→ **What the exercise asks**
Select and copy out every line in the records containing "html".

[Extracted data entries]
━━━━━━
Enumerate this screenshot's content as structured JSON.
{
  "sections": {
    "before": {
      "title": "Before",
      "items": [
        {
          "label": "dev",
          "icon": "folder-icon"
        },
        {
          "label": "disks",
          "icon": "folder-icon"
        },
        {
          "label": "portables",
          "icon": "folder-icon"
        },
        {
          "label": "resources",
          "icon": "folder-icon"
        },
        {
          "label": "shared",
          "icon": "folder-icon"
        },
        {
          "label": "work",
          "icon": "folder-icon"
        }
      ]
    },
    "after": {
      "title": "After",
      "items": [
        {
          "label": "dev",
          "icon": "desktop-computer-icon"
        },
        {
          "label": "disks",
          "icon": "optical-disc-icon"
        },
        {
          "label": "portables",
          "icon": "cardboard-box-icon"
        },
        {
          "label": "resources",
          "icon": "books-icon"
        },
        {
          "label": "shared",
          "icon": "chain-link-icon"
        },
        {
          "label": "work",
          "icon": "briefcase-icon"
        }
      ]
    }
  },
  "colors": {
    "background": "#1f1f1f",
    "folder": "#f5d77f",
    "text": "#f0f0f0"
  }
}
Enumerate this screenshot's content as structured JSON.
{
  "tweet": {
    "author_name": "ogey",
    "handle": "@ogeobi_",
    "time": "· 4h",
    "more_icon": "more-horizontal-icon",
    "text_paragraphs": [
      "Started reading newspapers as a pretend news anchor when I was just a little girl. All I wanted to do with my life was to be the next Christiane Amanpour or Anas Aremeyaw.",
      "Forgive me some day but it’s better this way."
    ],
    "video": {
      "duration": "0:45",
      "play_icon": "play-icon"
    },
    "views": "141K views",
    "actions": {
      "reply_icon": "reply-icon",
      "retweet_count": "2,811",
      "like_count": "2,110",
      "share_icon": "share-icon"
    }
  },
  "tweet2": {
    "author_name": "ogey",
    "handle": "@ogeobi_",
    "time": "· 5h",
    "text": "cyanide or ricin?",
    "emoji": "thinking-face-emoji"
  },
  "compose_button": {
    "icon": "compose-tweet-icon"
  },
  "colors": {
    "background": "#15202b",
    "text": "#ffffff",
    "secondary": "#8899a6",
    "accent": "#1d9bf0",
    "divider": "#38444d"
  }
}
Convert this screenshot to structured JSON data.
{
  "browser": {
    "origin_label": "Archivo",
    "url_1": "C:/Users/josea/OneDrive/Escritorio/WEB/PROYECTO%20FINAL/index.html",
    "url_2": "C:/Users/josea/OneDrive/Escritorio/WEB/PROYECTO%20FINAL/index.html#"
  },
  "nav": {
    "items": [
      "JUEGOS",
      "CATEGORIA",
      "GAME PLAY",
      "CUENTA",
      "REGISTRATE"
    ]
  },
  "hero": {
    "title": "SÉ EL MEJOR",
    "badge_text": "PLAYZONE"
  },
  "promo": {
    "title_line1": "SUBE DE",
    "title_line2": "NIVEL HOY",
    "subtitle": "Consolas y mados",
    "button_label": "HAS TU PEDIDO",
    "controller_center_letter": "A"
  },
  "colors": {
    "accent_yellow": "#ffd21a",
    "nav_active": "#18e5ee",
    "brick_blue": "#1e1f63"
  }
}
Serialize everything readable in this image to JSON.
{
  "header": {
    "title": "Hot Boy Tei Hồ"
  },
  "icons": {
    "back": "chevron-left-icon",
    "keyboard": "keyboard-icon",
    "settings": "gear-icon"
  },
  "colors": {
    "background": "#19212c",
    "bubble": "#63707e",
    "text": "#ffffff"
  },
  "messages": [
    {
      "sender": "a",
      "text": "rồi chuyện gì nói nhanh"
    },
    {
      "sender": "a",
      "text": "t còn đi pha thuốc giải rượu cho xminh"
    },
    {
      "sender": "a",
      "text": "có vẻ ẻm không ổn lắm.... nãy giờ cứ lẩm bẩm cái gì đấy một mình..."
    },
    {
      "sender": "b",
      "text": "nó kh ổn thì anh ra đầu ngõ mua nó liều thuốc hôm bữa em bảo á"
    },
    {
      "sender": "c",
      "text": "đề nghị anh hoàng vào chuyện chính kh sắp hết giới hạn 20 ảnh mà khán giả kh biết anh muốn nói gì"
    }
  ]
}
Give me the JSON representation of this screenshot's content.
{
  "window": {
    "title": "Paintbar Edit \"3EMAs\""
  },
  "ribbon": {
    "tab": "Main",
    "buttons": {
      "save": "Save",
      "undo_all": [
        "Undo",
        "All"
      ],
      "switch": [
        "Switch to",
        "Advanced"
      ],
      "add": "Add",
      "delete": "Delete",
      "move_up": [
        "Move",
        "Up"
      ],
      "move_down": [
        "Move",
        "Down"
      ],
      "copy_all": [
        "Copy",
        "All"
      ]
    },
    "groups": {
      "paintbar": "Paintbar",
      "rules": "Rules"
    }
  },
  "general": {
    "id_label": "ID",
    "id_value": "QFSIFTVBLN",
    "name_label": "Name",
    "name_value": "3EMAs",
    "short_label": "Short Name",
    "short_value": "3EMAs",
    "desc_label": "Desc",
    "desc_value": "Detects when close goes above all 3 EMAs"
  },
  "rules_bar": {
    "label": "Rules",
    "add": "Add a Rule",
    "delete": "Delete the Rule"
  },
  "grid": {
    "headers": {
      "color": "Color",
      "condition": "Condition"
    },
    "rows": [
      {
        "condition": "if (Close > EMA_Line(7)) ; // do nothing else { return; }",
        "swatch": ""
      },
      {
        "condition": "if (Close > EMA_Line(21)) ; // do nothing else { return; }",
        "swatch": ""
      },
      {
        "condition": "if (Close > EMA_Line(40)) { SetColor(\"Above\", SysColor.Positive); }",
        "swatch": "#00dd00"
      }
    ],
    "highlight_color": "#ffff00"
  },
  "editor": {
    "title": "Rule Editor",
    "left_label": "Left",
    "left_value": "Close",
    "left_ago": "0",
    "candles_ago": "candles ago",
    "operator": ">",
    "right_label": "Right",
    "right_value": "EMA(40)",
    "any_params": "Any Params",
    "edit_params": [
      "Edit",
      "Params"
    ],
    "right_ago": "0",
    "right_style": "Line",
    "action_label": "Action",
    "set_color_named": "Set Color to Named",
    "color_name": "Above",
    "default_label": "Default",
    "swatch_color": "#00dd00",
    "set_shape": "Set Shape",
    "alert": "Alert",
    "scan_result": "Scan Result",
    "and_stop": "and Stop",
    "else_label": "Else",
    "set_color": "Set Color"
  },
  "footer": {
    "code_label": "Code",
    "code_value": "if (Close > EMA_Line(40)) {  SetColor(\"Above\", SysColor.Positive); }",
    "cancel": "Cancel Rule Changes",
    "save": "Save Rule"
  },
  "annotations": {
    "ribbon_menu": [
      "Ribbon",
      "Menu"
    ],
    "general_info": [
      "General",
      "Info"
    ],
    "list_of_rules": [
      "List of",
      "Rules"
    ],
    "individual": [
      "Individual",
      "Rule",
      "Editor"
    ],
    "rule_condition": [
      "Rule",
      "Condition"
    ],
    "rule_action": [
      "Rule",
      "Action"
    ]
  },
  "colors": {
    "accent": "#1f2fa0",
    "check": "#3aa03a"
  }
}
━━━━━━
→ **Finished answer**
    "url_1": "C:/Users/josea/OneDrive/Escritorio/WEB/PROYECTO%20FINAL/index.html",
    "url_2": "C:/Users/josea/OneDrive/Escritorio/WEB/PROYECTO%20FINAL/index.html#"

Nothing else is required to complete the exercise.